AIM
Review the listing and copy each line that holds the word "Superior".
--- Start of DATA FOR THE TASK ---
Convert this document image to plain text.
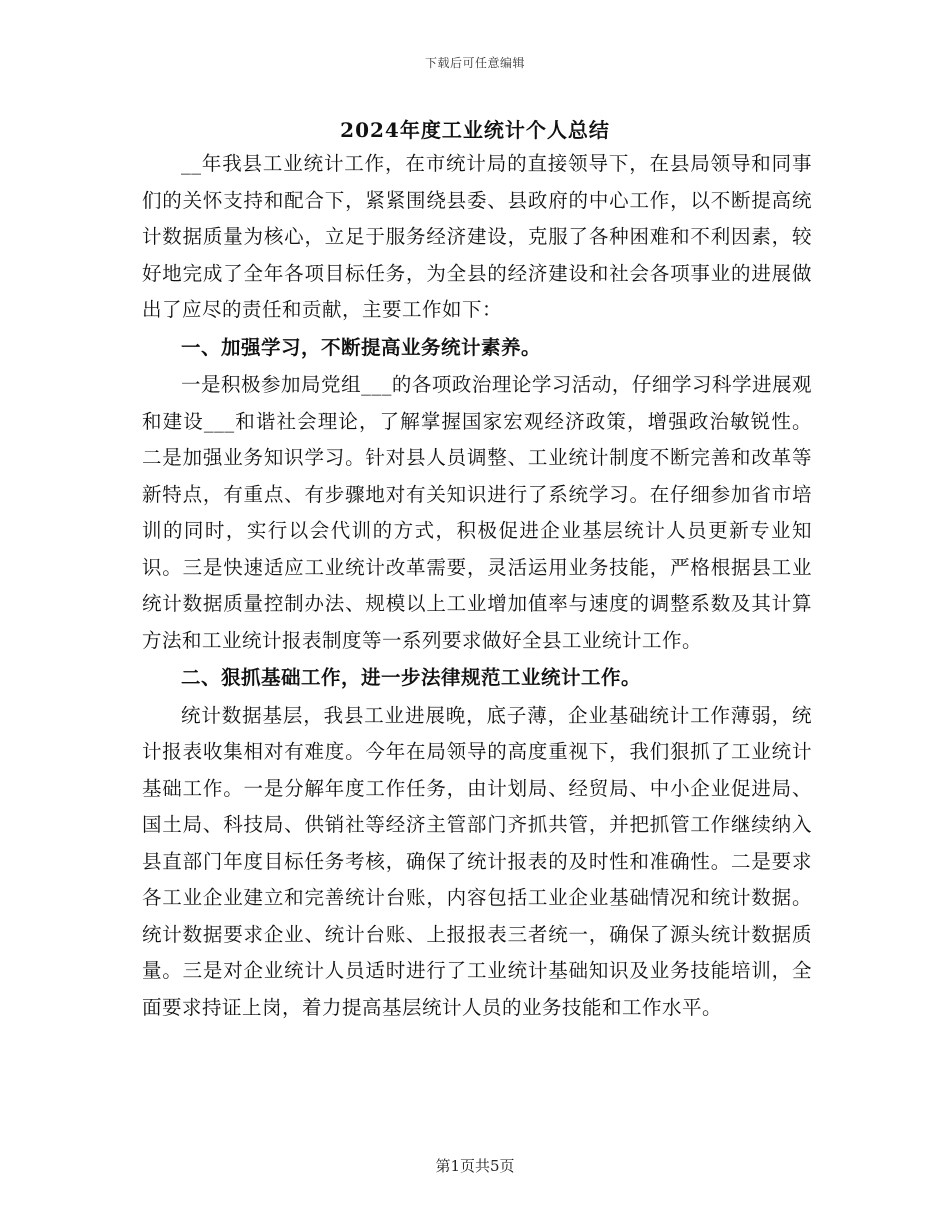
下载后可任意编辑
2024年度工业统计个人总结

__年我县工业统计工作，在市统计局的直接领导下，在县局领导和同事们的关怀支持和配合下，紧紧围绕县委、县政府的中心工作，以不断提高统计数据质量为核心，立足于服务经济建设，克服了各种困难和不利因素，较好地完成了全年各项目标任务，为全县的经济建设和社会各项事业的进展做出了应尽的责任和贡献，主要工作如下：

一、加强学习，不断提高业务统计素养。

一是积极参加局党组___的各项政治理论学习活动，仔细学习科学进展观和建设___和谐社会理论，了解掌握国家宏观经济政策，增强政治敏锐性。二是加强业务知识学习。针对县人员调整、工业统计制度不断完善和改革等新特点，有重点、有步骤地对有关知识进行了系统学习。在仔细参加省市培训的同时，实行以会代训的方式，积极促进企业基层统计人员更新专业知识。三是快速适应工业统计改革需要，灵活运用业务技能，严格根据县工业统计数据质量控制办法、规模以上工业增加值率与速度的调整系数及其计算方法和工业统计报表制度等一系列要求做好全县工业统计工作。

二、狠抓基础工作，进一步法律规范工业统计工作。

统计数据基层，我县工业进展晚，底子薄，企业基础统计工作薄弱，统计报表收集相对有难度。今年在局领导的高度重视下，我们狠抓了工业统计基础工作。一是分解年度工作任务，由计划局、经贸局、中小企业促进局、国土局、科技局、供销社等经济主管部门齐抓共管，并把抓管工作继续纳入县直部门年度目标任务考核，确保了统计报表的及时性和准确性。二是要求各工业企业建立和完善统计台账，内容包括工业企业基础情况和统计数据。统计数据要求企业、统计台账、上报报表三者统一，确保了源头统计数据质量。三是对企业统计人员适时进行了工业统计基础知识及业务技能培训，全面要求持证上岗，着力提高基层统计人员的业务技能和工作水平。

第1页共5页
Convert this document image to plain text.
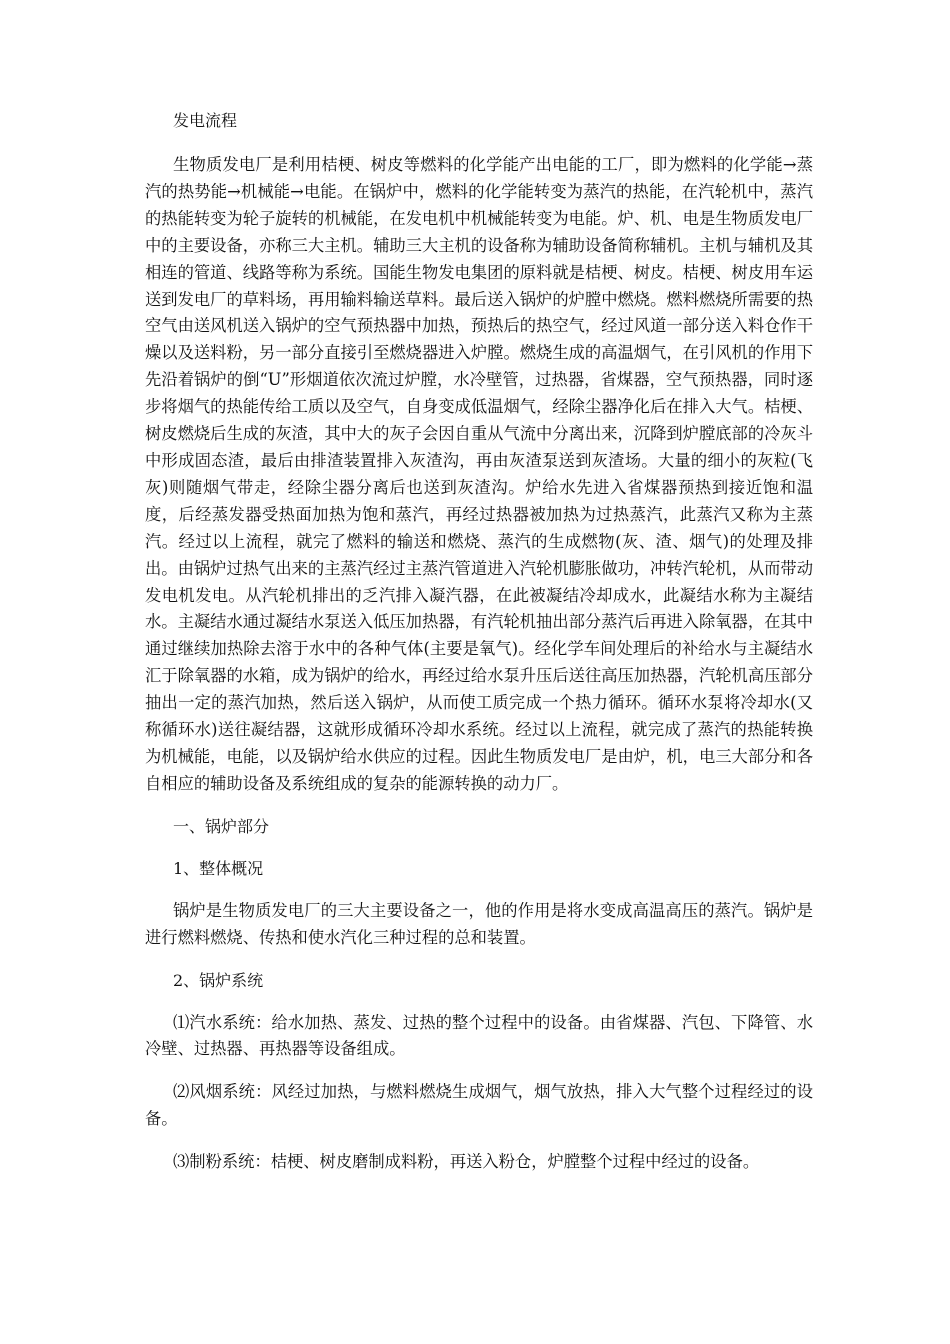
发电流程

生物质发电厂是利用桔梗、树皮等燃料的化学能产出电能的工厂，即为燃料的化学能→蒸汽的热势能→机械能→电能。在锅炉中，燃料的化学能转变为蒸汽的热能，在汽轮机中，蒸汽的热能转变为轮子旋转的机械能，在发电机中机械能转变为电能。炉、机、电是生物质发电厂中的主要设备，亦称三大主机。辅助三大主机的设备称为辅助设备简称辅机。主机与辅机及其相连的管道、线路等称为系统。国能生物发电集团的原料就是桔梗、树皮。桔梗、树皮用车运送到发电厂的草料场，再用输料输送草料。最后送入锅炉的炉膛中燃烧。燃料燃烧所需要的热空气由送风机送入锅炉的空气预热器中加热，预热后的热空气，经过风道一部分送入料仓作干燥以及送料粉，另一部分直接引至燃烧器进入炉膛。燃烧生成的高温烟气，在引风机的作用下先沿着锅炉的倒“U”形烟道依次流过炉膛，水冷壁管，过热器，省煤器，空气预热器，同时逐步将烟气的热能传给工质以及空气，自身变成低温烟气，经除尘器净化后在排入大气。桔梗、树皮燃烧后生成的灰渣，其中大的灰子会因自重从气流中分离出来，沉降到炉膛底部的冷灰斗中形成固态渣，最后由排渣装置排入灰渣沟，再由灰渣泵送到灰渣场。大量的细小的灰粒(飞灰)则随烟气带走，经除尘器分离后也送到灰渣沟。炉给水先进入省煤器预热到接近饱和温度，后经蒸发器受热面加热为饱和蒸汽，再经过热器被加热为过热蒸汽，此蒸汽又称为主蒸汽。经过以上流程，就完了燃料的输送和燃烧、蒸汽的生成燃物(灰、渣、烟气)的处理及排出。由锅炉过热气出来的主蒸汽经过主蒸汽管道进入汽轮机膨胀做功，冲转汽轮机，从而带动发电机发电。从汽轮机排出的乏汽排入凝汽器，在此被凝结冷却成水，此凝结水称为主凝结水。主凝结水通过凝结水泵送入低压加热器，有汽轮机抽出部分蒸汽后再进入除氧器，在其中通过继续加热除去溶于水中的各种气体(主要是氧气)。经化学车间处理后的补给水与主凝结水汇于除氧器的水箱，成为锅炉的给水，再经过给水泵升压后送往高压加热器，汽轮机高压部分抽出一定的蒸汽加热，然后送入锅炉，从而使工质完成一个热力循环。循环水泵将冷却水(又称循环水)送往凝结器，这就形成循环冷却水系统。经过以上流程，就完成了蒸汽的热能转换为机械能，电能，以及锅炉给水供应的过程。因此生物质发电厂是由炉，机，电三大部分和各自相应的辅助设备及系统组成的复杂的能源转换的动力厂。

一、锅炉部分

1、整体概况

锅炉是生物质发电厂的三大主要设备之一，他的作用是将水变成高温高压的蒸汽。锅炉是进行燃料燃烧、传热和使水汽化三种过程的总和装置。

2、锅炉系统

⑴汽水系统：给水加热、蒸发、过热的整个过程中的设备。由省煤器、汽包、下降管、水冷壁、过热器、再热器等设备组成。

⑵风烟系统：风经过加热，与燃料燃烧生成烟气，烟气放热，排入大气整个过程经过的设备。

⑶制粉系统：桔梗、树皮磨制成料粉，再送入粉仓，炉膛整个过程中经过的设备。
--- End of DATA FOR THE TASK ---
--- Start of DATA FOR THE TASK ---
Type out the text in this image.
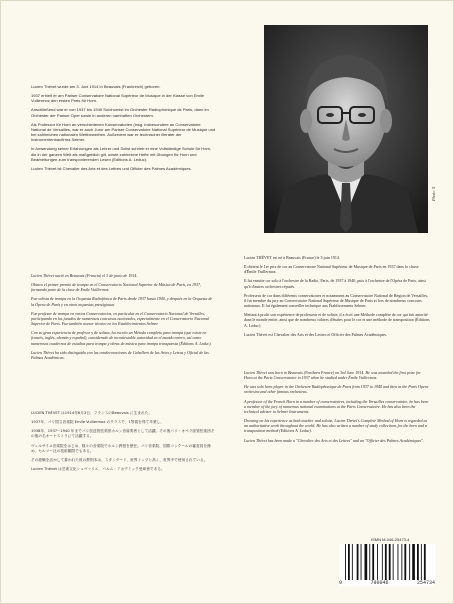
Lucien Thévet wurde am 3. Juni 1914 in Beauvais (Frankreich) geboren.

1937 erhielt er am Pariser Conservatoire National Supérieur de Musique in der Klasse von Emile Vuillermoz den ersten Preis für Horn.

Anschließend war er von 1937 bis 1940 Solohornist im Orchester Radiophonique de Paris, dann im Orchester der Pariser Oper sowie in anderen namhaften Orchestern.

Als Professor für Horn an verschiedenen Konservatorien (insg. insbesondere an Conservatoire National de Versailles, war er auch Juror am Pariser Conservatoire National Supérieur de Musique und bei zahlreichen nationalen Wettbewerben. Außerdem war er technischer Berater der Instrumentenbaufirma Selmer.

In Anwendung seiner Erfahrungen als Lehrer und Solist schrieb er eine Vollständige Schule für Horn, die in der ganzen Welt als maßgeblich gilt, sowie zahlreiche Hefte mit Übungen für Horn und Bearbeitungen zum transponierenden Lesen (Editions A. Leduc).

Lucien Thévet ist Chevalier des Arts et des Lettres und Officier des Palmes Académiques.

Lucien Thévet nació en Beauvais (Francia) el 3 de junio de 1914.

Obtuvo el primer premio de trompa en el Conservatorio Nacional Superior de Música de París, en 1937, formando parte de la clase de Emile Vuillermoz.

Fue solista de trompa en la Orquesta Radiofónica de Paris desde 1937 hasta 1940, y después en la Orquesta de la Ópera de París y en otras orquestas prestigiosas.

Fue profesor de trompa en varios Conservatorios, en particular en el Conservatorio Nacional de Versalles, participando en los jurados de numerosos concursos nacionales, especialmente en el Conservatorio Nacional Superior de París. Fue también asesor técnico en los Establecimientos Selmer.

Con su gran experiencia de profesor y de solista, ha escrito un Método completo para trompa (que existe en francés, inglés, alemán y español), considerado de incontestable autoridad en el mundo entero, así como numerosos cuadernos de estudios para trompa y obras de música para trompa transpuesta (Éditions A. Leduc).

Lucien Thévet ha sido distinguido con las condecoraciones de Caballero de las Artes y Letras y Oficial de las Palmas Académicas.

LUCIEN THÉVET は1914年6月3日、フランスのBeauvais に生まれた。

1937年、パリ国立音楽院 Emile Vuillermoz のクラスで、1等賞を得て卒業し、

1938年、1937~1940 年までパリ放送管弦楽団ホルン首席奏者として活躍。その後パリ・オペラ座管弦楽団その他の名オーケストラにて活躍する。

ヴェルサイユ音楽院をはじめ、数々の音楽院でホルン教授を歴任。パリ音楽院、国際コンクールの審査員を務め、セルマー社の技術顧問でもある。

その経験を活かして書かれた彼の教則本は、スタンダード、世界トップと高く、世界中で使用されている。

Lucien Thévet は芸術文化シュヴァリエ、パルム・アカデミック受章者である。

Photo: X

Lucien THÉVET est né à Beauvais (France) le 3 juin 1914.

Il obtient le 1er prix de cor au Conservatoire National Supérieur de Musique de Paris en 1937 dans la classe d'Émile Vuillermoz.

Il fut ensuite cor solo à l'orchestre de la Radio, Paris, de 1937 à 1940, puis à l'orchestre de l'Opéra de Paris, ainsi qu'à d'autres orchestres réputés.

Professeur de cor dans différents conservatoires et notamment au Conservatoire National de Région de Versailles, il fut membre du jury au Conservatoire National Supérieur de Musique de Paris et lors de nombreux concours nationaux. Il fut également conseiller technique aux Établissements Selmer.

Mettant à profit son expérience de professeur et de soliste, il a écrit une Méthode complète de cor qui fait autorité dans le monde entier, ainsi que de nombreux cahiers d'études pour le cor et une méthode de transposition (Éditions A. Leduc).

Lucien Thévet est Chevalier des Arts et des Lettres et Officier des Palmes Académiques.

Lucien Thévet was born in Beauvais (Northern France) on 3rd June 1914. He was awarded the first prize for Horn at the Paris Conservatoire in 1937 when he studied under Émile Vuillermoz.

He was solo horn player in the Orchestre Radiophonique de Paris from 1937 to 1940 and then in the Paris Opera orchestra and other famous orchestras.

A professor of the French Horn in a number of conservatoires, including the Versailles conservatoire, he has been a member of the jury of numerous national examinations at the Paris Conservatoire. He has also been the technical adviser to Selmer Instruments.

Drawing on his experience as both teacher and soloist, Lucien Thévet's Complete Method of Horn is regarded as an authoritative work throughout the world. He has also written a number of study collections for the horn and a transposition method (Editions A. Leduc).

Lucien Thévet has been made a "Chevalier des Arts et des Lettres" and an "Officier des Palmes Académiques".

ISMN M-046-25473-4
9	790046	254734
--- End of DATA FOR THE TASK ---
SOLUTION TO THE EXERCISE
Obtuvo el primer premio de trompa en el Conservatorio Nacional Superior de Música de París, en 1937, formando parte de la clase de Emile Vuillermoz.
Fue profesor de trompa en varios Conservatorios, en particular en el Conservatorio Nacional de Versalles, participando en los jurados de numerosos concursos nacionales, especialmente en el Conservatorio Nacional Superior de París. Fue también asesor técnico en los Establecimientos Selmer.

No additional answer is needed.